PROVIDED TEXT:

The address of Hong Kong Registrars Limited is as follows:

 

Room 1712-16

17th Floor, Hopewell Centre

183 Queen’s Road East

Hong Kong

 

(B) Holders of Domestic Shares or H Shares, who intend to attend the Special General Meeting, must complete the reply slips for attending the Special General Meeting and return them to the Office of the Secretary to the Board of Directors of the Company not later than 20 days before the date of the Special General Meeting, i.e. no later than Wednesday, 8 September 2004.


Details of the Office of the Secretary to the Board of Directors of the Company are as follows:

 

No. 12B Fuxing Road

Haidian District

Beijing

People’s Republic of China

Postal code: 100814

 

  Tel: 86-10-6398 5654
     86-10-6393 1690
  Fax: 86-10-6396 3874

 

(C) Each holder of H Shares who has the right to attend and vote at the Special General Meeting is entitled to appoint in written one or more proxies, whether a shareholder or not, to attend and vote on his behalf at the Special General Meeting. A proxy of a shareholder who has appointed more than one proxy may only vote on a poll.

[Entries taken from a collection]
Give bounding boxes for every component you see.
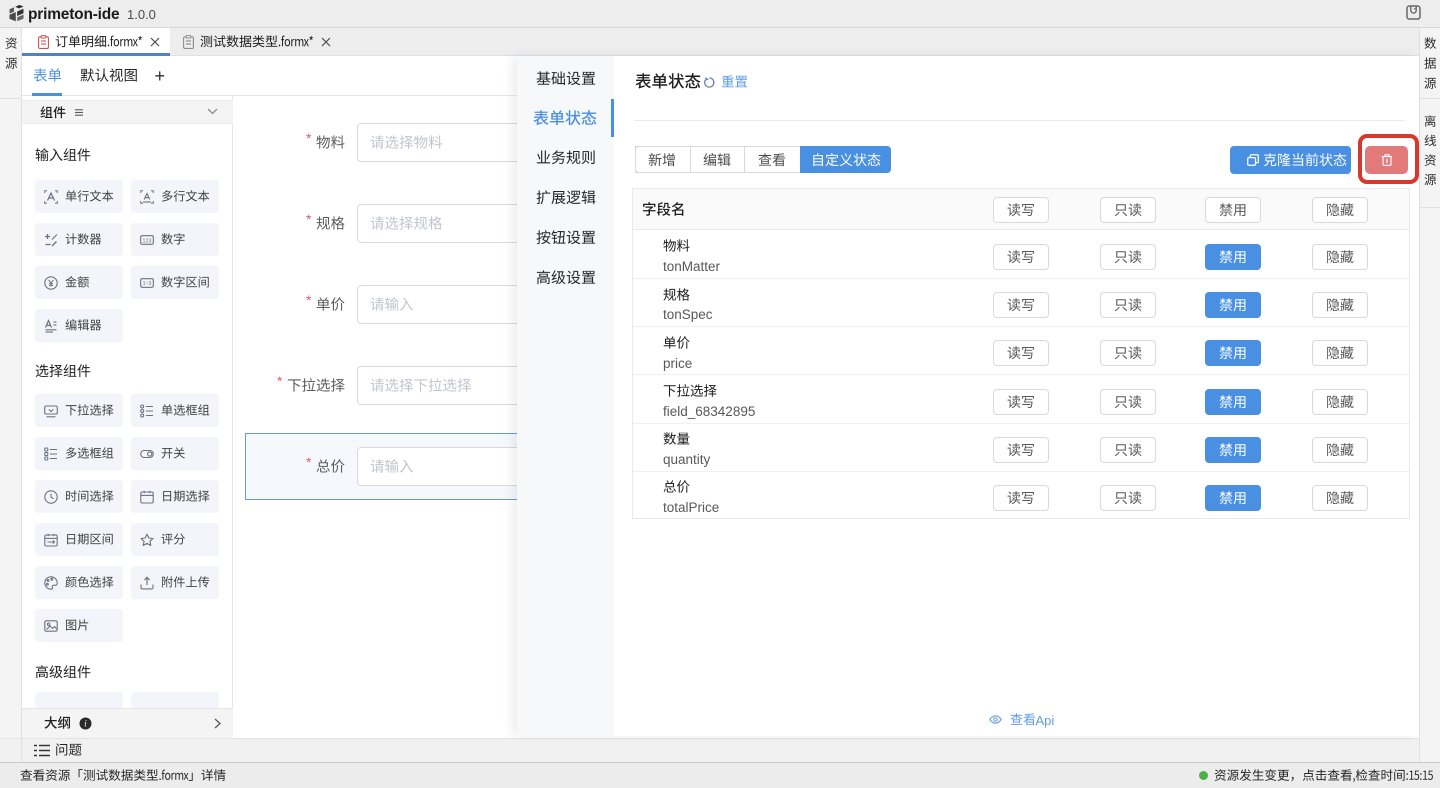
svg-text:123: 123 [143,238,152,244]
svg-text:1~3: 1~3 [143,281,152,287]
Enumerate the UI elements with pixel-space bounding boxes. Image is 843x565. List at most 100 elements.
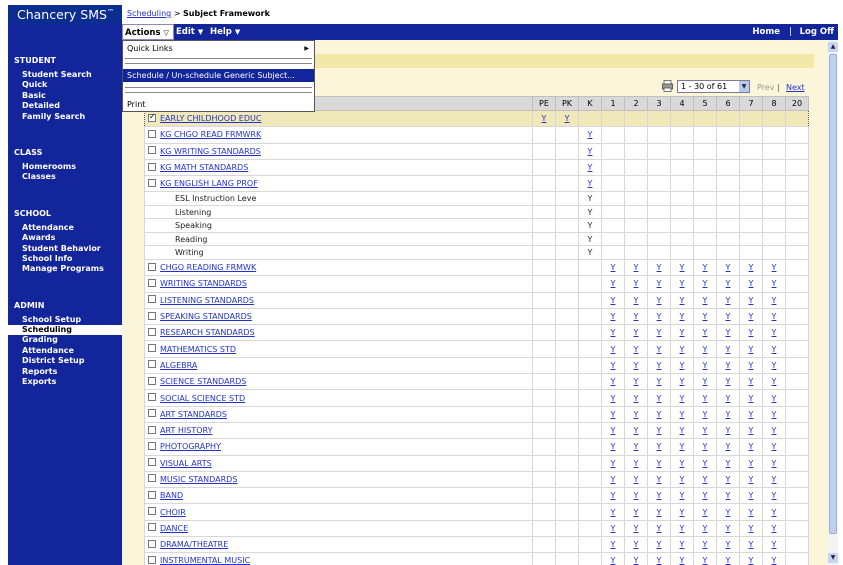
grade-link[interactable]: Y — [634, 328, 639, 337]
grade-link[interactable]: Y — [772, 540, 777, 549]
grade-link[interactable]: Y — [772, 524, 777, 533]
grade-link[interactable]: Y — [657, 491, 662, 500]
sidebar-item-district-setup[interactable]: District Setup — [8, 356, 122, 366]
sidebar-item-grading[interactable]: Grading — [8, 335, 122, 345]
grade-link[interactable]: Y — [634, 410, 639, 419]
grade-link[interactable]: Y — [749, 459, 754, 468]
subject-link[interactable]: KG CHGO READ FRMWRK — [160, 130, 261, 139]
grade-link[interactable]: Y — [726, 556, 731, 565]
grade-link[interactable]: Y — [749, 328, 754, 337]
grade-link[interactable]: Y — [657, 328, 662, 337]
grade-link[interactable]: Y — [634, 491, 639, 500]
row-checkbox[interactable] — [148, 278, 156, 287]
grade-link[interactable]: Y — [611, 426, 616, 435]
grade-link[interactable]: Y — [680, 312, 685, 321]
menu-item-quick-links[interactable]: Quick Links ▶ — [123, 42, 314, 55]
grade-link[interactable]: Y — [703, 361, 708, 370]
grade-link[interactable]: Y — [726, 263, 731, 272]
grade-link[interactable]: Y — [657, 426, 662, 435]
grade-link[interactable]: Y — [611, 524, 616, 533]
grade-link[interactable]: Y — [703, 410, 708, 419]
grade-link[interactable]: Y — [680, 459, 685, 468]
grade-link[interactable]: Y — [680, 426, 685, 435]
grade-link[interactable]: Y — [680, 279, 685, 288]
sidebar-item-detailed[interactable]: Detailed — [8, 101, 122, 111]
grade-link[interactable]: Y — [611, 312, 616, 321]
grade-link[interactable]: Y — [726, 296, 731, 305]
grade-link[interactable]: Y — [703, 426, 708, 435]
grade-link[interactable]: Y — [726, 361, 731, 370]
scroll-thumb[interactable] — [829, 54, 837, 534]
subject-link[interactable]: ART STANDARDS — [160, 410, 227, 419]
grade-link[interactable]: Y — [657, 263, 662, 272]
subject-link[interactable]: MATHEMATICS STD — [160, 345, 236, 354]
grade-link[interactable]: Y — [703, 394, 708, 403]
grade-link[interactable]: Y — [726, 524, 731, 533]
sidebar-item-scheduling[interactable]: Scheduling — [8, 325, 122, 336]
grade-link[interactable]: Y — [611, 394, 616, 403]
sidebar-item-awards[interactable]: Awards — [8, 233, 122, 243]
grade-link[interactable]: Y — [703, 377, 708, 386]
grade-link[interactable]: Y — [726, 491, 731, 500]
grade-link[interactable]: Y — [611, 296, 616, 305]
grade-link[interactable]: Y — [588, 130, 593, 139]
row-checkbox[interactable] — [148, 425, 156, 434]
logoff-link[interactable]: Log Off — [800, 24, 834, 40]
grade-link[interactable]: Y — [634, 361, 639, 370]
grade-link[interactable]: Y — [680, 296, 685, 305]
subject-link[interactable]: DRAMA/THEATRE — [160, 540, 228, 549]
grade-link[interactable]: Y — [749, 426, 754, 435]
subject-link[interactable]: ALGEBRA — [160, 361, 197, 370]
row-checkbox[interactable] — [148, 162, 156, 171]
row-checkbox[interactable] — [148, 311, 156, 320]
subject-link[interactable]: KG MATH STANDARDS — [160, 163, 248, 172]
grade-link[interactable]: Y — [680, 475, 685, 484]
sidebar-item-student-search[interactable]: Student Search — [8, 70, 122, 80]
row-checkbox[interactable] — [148, 393, 156, 401]
grade-link[interactable]: Y — [611, 459, 616, 468]
row-checkbox[interactable] — [148, 490, 156, 499]
grade-link[interactable]: Y — [634, 263, 639, 272]
grade-link[interactable]: Y — [772, 377, 777, 386]
grade-link[interactable]: Y — [634, 296, 639, 305]
grade-link[interactable]: Y — [703, 296, 708, 305]
grade-link[interactable]: Y — [611, 263, 616, 272]
sidebar-item-reports[interactable]: Reports — [8, 367, 122, 377]
grade-link[interactable]: Y — [657, 442, 662, 451]
help-menu[interactable]: Help ▼ — [210, 24, 240, 40]
grade-link[interactable]: Y — [726, 459, 731, 468]
grade-link[interactable]: Y — [588, 163, 593, 172]
grade-link[interactable]: Y — [657, 345, 662, 354]
grade-link[interactable]: Y — [749, 279, 754, 288]
row-checkbox[interactable] — [148, 523, 156, 532]
subject-link[interactable]: CHOIR — [160, 508, 186, 517]
grade-link[interactable]: Y — [611, 475, 616, 484]
grade-link[interactable]: Y — [657, 361, 662, 370]
sidebar-item-exports[interactable]: Exports — [8, 377, 122, 387]
grade-link[interactable]: Y — [657, 459, 662, 468]
grade-link[interactable]: Y — [634, 426, 639, 435]
grade-link[interactable]: Y — [703, 442, 708, 451]
row-checkbox[interactable] — [148, 441, 156, 450]
grade-link[interactable]: Y — [611, 279, 616, 288]
grade-link[interactable]: Y — [542, 114, 547, 123]
grade-link[interactable]: Y — [772, 312, 777, 321]
grade-link[interactable]: Y — [703, 508, 708, 517]
grade-link[interactable]: Y — [749, 540, 754, 549]
grade-link[interactable]: Y — [703, 491, 708, 500]
grade-link[interactable]: Y — [726, 540, 731, 549]
grade-link[interactable]: Y — [657, 394, 662, 403]
sidebar-item-student-behavior[interactable]: Student Behavior — [8, 244, 122, 254]
page-range-select[interactable]: 1 - 30 of 61 ▼ — [677, 80, 750, 93]
grade-link[interactable]: Y — [749, 508, 754, 517]
edit-menu[interactable]: Edit ▼ — [176, 24, 203, 40]
subject-link[interactable]: DANCE — [160, 524, 188, 533]
subject-link[interactable]: SOCIAL SCIENCE STD — [160, 394, 245, 403]
grade-link[interactable]: Y — [726, 426, 731, 435]
subject-link[interactable]: BAND — [160, 491, 183, 500]
grade-link[interactable]: Y — [611, 361, 616, 370]
grade-link[interactable]: Y — [680, 361, 685, 370]
row-checkbox[interactable] — [148, 262, 156, 271]
subject-link[interactable]: PHOTOGRAPHY — [160, 442, 221, 451]
breadcrumb-link-scheduling[interactable]: Scheduling — [127, 9, 171, 18]
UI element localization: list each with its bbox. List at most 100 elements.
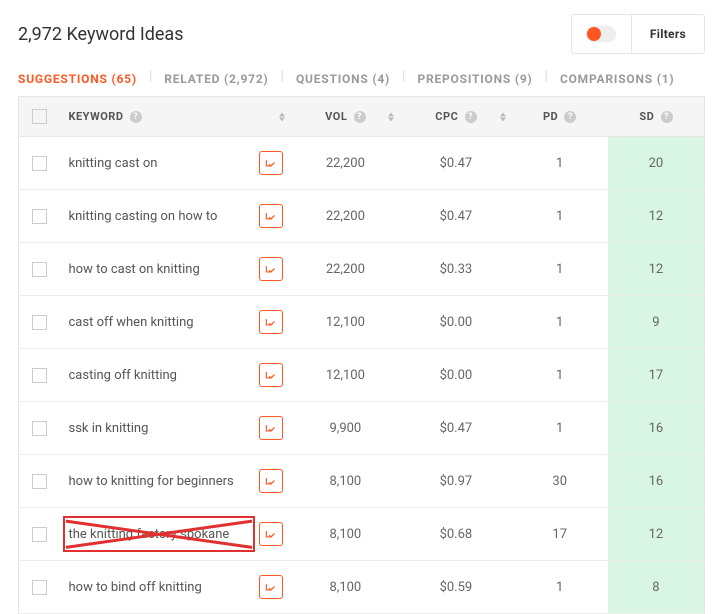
row-checkbox[interactable] [32,474,47,489]
action-button[interactable] [259,257,283,281]
help-icon[interactable]: ? [661,111,673,123]
pd-cell: 30 [512,455,608,508]
pd-cell: 1 [512,296,608,349]
row-checkbox[interactable] [32,262,47,277]
cpc-cell: $0.97 [400,455,511,508]
keyword-text: how to cast on knitting [69,262,200,277]
col-vol-label: VOL [325,110,347,123]
sort-icon[interactable] [279,112,285,121]
pd-cell: 1 [512,243,608,296]
vol-cell: 8,100 [291,561,401,614]
row-checkbox[interactable] [32,580,47,595]
vol-cell: 22,200 [291,137,401,190]
table-row: the knitting factory spokane 8,100$0.6817… [19,508,705,561]
cpc-cell: $0.47 [400,190,511,243]
keyword-text: how to knitting for beginners [69,474,234,489]
vol-cell: 8,100 [291,455,401,508]
tab-separator: | [402,68,405,90]
help-icon[interactable]: ? [465,111,477,123]
col-pd-label: PD [543,110,558,123]
tab-separator: | [149,68,152,90]
table-row: cast off when knitting12,100$0.0019 [19,296,705,349]
table-row: casting off knitting 12,100$0.00117 [19,349,705,402]
keyword-table: KEYWORD ? VOL ? CPC ? PD ? [18,96,705,614]
row-checkbox[interactable] [32,421,47,436]
tab-item[interactable]: SUGGESTIONS (65) [18,68,137,90]
sd-cell: 9 [608,296,705,349]
action-button[interactable] [259,151,283,175]
pd-cell: 1 [512,137,608,190]
table-row: how to bind off knitting 8,100$0.5918 [19,561,705,614]
cpc-cell: $0.00 [400,296,511,349]
action-button[interactable] [259,522,283,546]
sd-cell: 17 [608,349,705,402]
vol-cell: 9,900 [291,402,401,455]
tab-separator: | [281,68,284,90]
cpc-cell: $0.59 [400,561,511,614]
vol-cell: 12,100 [291,296,401,349]
sort-icon[interactable] [388,112,394,121]
tab-item[interactable]: QUESTIONS (4) [296,68,390,90]
action-button[interactable] [259,204,283,228]
pd-cell: 1 [512,561,608,614]
sort-icon[interactable] [500,112,506,121]
table-row: knitting casting on how to22,200$0.47112 [19,190,705,243]
vol-cell: 22,200 [291,243,401,296]
table-row: knitting cast on 22,200$0.47120 [19,137,705,190]
pd-cell: 1 [512,190,608,243]
row-checkbox[interactable] [32,209,47,224]
help-icon[interactable]: ? [130,111,142,123]
tab-item[interactable]: RELATED (2,972) [164,68,268,90]
keyword-text: knitting cast on [69,156,158,171]
vol-cell: 8,100 [291,508,401,561]
table-row: how to cast on knitting22,200$0.33112 [19,243,705,296]
row-checkbox[interactable] [32,527,47,542]
action-button[interactable] [259,416,283,440]
sd-cell: 12 [608,243,705,296]
tab-item[interactable]: COMPARISONS (1) [560,68,674,90]
sd-cell: 16 [608,402,705,455]
toggle-switch[interactable] [572,15,632,53]
cpc-cell: $0.47 [400,137,511,190]
col-keyword[interactable]: KEYWORD ? [61,97,291,137]
col-cpc[interactable]: CPC ? [400,97,511,137]
cpc-cell: $0.68 [400,508,511,561]
vol-cell: 12,100 [291,349,401,402]
action-button[interactable] [259,363,283,387]
sd-cell: 12 [608,190,705,243]
tab-separator: | [545,68,548,90]
col-pd[interactable]: PD ? [512,97,608,137]
table-row: how to knitting for beginners 8,100$0.973… [19,455,705,508]
col-cpc-label: CPC [435,110,458,123]
action-button[interactable] [259,469,283,493]
cpc-cell: $0.47 [400,402,511,455]
keyword-text: how to bind off knitting [69,580,202,595]
vol-cell: 22,200 [291,190,401,243]
help-icon[interactable]: ? [564,111,576,123]
action-button[interactable] [259,310,283,334]
tab-bar: SUGGESTIONS (65) | RELATED (2,972) | QUESTIO… [18,68,705,90]
cpc-cell: $0.00 [400,349,511,402]
filters-button[interactable]: Filters [632,15,704,53]
pd-cell: 17 [512,508,608,561]
row-checkbox[interactable] [32,368,47,383]
col-sd[interactable]: SD ? [608,97,705,137]
action-button[interactable] [259,575,283,599]
row-checkbox[interactable] [32,156,47,171]
row-checkbox[interactable] [32,315,47,330]
sd-cell: 20 [608,137,705,190]
page-title: 2,972 Keyword Ideas [18,24,184,45]
sd-cell: 12 [608,508,705,561]
pd-cell: 1 [512,402,608,455]
help-icon[interactable]: ? [354,111,366,123]
tab-item[interactable]: PREPOSITIONS (9) [417,68,532,90]
sd-cell: 8 [608,561,705,614]
keyword-text: the knitting factory spokane [69,527,230,542]
keyword-text: casting off knitting [69,368,177,383]
keyword-text: ssk in knitting [69,421,149,436]
col-vol[interactable]: VOL ? [291,97,401,137]
table-row: ssk in knitting 9,900$0.47116 [19,402,705,455]
sd-cell: 16 [608,455,705,508]
select-all-checkbox[interactable] [32,109,47,124]
pd-cell: 1 [512,349,608,402]
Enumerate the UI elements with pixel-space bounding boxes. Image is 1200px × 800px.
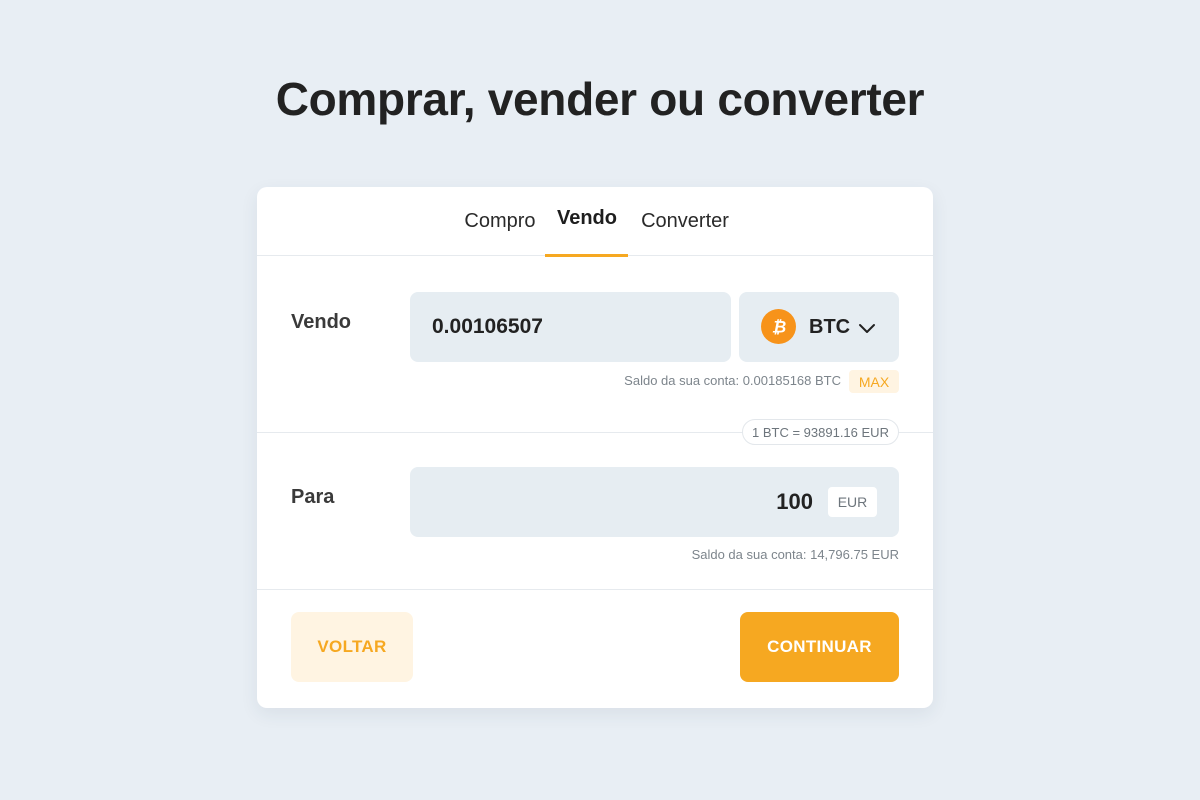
chevron-down-icon xyxy=(857,318,877,338)
sell-amount-value: 0.00106507 xyxy=(432,315,543,338)
exchange-rate-badge: 1 BTC = 93891.16 EUR xyxy=(742,419,899,445)
tab-buy[interactable]: Compro xyxy=(455,187,545,256)
tab-convert[interactable]: Converter xyxy=(635,187,735,256)
coin-selector-label: BTC xyxy=(809,315,851,338)
continue-button[interactable]: CONTINUAR xyxy=(740,612,899,682)
sell-amount-input[interactable]: 0.00106507 xyxy=(410,292,731,362)
currency-tag: EUR xyxy=(828,487,877,517)
svg-text:₿: ₿ xyxy=(771,317,785,336)
sell-row-label: Vendo xyxy=(291,311,352,333)
page-title: Comprar, vender ou converter xyxy=(275,73,925,125)
receive-balance-text: Saldo da sua conta: 14,796.75 EUR xyxy=(691,547,899,562)
tab-sell[interactable]: Vendo xyxy=(545,187,629,256)
sell-balance-text: Saldo da sua conta: 0.00185168 BTC xyxy=(624,373,841,388)
coin-selector[interactable]: ₿ BTC xyxy=(739,292,899,362)
footer-divider xyxy=(257,589,933,590)
receive-amount-input[interactable]: 100 EUR xyxy=(410,467,899,537)
back-button[interactable]: VOLTAR xyxy=(291,612,413,682)
trade-card: Compro Vendo Converter Vendo 0.00106507 … xyxy=(257,187,933,708)
bitcoin-icon: ₿ xyxy=(761,309,796,344)
max-button[interactable]: MAX xyxy=(849,370,899,393)
active-tab-indicator xyxy=(545,254,628,257)
receive-row-label: Para xyxy=(291,486,335,508)
receive-amount-value: 100 xyxy=(776,489,813,514)
trade-tabs: Compro Vendo Converter xyxy=(257,187,933,257)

EXERCISE TASK 1:
List every telephone and fax number that the meeting notice gives for the Office of the Secretary to the Board of Directors, and mark which are telephone numbers and which is the fax number.
EXERCISE TASK 2:
Pick up the meeting notice after its last sentence and carry it forward.

RESULT 1:
Telephone: 86-10-6398 5654
Telephone: 86-10-6393 1690
Fax: 86-10-6396 3874

RESULT 2:
 

(D) The instrument appointing a proxy must be in writing under the hand of the appointer or his attorney duly authorised in writing, if that instrument is signed by an attorney of the appointer, the power of attorney authorizing that attorney to sign, or other documents of authorization, must be notarially certified.

 

(E) To be valid, the form of proxy, and if the form of proxy is signed by a person under a power of attorney or other authority on behalf of the appointer, a notarially certified copy of that power of attorney or other authority, must be delivered to the Company’s H Share Registrar, Hong Kong Registrars Limited, the address of which is set out in Note (A) above, not less than 24 hours before the time for holding the Special General Meeting or any adjournment thereof in order for such document to be valid.

 

(F) Each holder of Domestic Shares is entitled to appoint in writing on or more proxies, whether a shareholder or not, to attend and vote on its behalf at the Special General Meeting, Note (C) to (D) also apply to holders of Domestic Shares, except that the proxy form or other documents of authority must be delivered to the Office of the Secretary to the Board of Directors, the address of which is set out in Note (B) above, not less than 24 hours before the time for holding the Special General Meeting or any adjournment, thereof in order for such documents to be valid.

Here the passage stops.